● **Task goal**
Pull every line containing the word "what" from the records.

[Start Records for this exercise]

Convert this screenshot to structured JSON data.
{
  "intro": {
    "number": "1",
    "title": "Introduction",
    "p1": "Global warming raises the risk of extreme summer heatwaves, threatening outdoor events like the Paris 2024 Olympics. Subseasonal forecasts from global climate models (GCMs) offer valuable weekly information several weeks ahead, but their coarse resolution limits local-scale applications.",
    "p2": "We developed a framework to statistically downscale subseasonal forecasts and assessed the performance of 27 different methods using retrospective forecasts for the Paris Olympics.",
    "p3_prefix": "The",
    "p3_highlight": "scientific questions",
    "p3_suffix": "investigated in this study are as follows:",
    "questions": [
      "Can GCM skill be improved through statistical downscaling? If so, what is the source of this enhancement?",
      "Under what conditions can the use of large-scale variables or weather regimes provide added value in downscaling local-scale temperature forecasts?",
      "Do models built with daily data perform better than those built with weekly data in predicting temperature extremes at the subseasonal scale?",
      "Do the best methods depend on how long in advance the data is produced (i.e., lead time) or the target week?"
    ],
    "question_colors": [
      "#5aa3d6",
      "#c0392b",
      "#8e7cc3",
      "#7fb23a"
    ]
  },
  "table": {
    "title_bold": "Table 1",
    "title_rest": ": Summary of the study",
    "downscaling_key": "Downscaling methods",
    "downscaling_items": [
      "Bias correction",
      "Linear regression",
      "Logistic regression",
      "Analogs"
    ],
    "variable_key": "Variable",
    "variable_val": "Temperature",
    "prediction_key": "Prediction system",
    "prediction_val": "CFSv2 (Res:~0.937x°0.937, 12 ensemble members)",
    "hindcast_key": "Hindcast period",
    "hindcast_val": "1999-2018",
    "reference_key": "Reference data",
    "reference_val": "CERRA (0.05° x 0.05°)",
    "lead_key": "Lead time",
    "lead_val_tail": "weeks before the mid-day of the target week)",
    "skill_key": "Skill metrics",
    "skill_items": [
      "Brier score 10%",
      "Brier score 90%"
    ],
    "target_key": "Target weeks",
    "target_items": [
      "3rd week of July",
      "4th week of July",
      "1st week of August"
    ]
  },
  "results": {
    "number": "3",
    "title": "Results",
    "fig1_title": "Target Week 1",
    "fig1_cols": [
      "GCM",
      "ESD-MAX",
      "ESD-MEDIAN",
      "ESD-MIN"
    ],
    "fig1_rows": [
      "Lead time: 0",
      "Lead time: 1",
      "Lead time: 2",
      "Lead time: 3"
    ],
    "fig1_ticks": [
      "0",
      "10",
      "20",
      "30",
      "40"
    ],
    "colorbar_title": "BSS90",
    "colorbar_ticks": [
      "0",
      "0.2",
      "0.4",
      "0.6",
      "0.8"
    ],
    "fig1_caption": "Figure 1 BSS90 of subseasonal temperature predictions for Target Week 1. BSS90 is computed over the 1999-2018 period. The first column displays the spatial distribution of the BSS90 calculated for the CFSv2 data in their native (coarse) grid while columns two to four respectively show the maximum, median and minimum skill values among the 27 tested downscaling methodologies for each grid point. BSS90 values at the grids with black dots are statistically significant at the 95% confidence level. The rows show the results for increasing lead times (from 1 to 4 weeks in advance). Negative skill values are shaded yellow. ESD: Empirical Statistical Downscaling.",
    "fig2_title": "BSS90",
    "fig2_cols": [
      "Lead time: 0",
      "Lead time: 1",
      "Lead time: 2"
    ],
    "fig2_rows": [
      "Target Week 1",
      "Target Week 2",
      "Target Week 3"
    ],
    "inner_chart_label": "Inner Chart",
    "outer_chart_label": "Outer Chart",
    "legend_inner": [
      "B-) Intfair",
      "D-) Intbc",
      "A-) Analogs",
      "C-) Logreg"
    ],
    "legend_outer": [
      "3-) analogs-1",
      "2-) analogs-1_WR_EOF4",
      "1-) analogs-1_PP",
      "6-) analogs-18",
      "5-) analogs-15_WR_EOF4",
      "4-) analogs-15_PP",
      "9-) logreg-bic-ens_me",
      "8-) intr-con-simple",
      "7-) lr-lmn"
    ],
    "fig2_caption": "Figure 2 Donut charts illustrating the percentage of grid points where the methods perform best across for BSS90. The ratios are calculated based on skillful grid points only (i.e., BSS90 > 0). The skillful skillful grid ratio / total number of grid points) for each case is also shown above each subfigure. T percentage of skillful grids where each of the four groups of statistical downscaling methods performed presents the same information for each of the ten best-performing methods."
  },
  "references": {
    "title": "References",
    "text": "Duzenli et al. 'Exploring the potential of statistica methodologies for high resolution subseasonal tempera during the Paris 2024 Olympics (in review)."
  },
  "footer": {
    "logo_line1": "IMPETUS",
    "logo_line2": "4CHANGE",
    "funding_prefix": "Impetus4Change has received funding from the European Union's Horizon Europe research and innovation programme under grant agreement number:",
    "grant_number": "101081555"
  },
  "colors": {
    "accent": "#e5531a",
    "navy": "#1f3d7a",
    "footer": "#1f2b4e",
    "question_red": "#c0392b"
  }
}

[End Records for this exercise]

● **Response below**
      "Can GCM skill be improved through statistical downscaling? If so, what is the source of this enhancement?",
      "Under what conditions can the use of large-scale variables or weather regimes provide added value in downscaling local-scale temperature forecasts?",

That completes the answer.